*** Source data

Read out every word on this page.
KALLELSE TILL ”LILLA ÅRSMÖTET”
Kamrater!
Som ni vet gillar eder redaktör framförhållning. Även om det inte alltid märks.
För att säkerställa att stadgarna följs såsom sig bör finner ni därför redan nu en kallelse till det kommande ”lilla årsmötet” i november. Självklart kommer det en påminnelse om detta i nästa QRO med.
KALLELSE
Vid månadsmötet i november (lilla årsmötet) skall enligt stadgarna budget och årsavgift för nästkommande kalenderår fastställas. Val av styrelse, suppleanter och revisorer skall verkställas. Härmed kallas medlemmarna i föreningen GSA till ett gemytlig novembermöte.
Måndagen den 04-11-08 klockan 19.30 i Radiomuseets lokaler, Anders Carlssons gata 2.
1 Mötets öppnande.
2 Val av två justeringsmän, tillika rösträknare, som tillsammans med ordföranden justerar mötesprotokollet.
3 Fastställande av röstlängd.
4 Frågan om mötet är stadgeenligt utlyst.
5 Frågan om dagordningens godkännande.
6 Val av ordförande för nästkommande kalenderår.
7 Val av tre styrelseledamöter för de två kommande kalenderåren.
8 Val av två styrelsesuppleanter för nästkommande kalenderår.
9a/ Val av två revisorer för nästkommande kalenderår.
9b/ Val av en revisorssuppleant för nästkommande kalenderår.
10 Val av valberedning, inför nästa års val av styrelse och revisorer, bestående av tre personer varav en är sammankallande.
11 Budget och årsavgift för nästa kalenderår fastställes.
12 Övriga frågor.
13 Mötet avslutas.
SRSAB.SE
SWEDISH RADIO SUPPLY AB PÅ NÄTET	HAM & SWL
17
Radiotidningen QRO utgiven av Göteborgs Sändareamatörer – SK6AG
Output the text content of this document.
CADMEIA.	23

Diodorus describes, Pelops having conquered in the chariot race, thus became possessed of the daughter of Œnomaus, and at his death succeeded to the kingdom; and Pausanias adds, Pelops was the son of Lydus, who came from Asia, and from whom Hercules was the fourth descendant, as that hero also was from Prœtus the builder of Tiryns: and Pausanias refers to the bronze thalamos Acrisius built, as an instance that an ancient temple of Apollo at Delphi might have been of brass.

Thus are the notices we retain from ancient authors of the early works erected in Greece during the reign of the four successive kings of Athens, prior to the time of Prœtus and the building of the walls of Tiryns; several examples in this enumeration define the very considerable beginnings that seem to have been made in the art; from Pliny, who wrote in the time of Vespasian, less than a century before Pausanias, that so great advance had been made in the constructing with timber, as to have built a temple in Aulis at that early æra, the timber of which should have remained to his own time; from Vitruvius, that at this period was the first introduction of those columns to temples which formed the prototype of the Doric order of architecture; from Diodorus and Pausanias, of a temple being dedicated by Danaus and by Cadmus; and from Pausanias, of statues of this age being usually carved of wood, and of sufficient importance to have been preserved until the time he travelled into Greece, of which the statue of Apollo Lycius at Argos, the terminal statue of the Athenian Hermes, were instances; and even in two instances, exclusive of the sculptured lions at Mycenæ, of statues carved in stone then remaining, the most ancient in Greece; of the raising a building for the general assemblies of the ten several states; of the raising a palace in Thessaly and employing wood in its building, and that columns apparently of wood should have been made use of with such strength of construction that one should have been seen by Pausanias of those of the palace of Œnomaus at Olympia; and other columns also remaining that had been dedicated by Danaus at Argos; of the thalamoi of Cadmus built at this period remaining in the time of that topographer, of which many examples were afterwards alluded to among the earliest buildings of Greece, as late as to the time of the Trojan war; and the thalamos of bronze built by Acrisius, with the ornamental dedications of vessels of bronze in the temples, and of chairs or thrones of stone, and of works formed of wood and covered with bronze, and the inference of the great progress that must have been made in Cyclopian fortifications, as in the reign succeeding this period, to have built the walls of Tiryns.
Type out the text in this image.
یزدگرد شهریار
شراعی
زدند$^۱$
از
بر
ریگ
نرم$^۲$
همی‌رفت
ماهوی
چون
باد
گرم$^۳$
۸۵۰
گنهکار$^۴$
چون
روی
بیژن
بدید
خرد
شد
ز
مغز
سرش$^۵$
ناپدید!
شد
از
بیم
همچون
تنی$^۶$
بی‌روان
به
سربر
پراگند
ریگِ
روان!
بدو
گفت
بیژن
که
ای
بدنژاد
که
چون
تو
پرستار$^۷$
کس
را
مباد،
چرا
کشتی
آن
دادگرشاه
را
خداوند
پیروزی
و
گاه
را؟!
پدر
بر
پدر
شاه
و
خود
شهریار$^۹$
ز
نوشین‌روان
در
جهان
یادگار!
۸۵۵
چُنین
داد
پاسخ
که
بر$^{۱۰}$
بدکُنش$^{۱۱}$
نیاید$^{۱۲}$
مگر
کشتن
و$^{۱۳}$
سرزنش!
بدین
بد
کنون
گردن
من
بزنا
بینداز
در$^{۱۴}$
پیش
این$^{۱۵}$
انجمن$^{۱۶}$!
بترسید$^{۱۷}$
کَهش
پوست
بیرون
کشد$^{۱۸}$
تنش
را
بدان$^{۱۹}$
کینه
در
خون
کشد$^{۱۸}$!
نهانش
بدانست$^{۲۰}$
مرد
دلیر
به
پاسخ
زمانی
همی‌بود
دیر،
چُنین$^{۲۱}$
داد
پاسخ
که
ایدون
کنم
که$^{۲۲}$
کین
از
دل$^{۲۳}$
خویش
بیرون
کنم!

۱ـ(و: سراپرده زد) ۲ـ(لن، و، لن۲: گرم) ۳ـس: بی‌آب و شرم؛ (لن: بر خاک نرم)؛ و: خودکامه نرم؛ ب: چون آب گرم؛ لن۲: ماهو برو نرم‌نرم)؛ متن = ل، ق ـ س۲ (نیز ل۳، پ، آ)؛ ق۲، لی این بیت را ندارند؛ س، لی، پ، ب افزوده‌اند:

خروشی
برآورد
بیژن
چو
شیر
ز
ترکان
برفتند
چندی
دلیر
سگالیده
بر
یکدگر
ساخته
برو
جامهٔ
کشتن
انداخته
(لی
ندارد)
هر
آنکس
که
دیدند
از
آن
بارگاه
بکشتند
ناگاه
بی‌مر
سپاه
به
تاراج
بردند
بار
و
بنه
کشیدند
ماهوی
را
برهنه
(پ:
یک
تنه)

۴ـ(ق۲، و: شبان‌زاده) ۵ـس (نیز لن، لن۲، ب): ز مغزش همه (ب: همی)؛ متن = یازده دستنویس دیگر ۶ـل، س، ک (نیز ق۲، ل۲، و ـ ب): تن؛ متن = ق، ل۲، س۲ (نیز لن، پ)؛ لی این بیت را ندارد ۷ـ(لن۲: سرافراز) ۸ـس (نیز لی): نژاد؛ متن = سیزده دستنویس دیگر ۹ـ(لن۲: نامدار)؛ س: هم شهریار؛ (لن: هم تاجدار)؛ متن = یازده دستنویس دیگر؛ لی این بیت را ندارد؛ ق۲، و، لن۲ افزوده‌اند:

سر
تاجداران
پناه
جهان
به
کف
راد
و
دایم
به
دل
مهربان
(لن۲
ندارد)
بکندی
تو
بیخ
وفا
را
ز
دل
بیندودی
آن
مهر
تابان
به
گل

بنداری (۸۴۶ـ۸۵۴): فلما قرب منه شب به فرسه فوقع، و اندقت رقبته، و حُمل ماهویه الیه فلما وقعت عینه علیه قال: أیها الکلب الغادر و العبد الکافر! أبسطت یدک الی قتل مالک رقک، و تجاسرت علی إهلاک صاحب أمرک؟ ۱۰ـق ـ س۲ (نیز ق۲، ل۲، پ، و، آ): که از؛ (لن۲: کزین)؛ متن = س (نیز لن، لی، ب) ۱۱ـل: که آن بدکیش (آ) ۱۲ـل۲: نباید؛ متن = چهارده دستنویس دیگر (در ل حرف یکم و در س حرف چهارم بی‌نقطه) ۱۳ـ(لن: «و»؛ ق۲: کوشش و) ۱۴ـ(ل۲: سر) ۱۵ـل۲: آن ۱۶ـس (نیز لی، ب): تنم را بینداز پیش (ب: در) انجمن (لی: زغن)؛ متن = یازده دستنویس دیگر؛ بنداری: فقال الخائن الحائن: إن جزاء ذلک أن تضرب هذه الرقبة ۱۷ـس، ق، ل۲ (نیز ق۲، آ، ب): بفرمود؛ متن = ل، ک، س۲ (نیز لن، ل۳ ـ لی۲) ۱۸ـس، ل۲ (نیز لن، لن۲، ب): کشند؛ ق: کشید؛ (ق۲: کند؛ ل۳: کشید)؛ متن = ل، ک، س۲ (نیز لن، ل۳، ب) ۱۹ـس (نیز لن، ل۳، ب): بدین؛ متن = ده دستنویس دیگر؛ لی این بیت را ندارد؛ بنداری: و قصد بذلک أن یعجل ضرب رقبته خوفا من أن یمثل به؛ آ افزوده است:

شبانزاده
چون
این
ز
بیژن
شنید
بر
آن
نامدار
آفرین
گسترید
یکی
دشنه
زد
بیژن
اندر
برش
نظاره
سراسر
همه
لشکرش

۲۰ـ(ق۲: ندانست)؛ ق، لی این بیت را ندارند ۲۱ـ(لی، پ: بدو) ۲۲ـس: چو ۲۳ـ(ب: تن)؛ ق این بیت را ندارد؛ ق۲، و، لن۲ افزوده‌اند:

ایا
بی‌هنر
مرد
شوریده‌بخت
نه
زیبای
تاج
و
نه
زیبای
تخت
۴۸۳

******

Show the lines from the data above that contain the string "انجمن".

انجمن$^{۱۶}$!
بنداری (۸۴۶ـ۸۵۴): فلما قرب منه شب به فرسه فوقع، و اندقت رقبته، و حُمل ماهویه الیه فلما وقعت عینه علیه قال: أیها الکلب الغادر و العبد الکافر! أبسطت یدک الی قتل مالک رقک، و تجاسرت علی إهلاک صاحب أمرک؟ ۱۰ـق ـ س۲ (نیز ق۲، ل۲، پ، و، آ): که از؛ (لن۲: کزین)؛ متن = س (نیز لن، لی، ب) ۱۱ـل: که آن بدکیش (آ) ۱۲ـل۲: نباید؛ متن = چهارده دستنویس دیگر (در ل حرف یکم و در س حرف چهارم بی‌نقطه) ۱۳ـ(لن: «و»؛ ق۲: کوشش و) ۱۴ـ(ل۲: سر) ۱۵ـل۲: آن ۱۶ـس (نیز لی، ب): تنم را بینداز پیش (ب: در) انجمن (لی: زغن)؛ متن = یازده دستنویس دیگر؛ بنداری: فقال الخائن الحائن: إن جزاء ذلک أن تضرب هذه الرقبة ۱۷ـس، ق، ل۲ (نیز ق۲، آ، ب): بفرمود؛ متن = ل، ک، س۲ (نیز لن، ل۳ ـ لی۲) ۱۸ـس، ل۲ (نیز لن، لن۲، ب): کشند؛ ق: کشید؛ (ق۲: کند؛ ل۳: کشید)؛ متن = ل، ک، س۲ (نیز لن، ل۳، ب) ۱۹ـس (نیز لن، ل۳، ب): بدین؛ متن = ده دستنویس دیگر؛ لی این بیت را ندارد؛ بنداری: و قصد بذلک أن یعجل ضرب رقبته خوفا من أن یمثل به؛ آ افزوده است:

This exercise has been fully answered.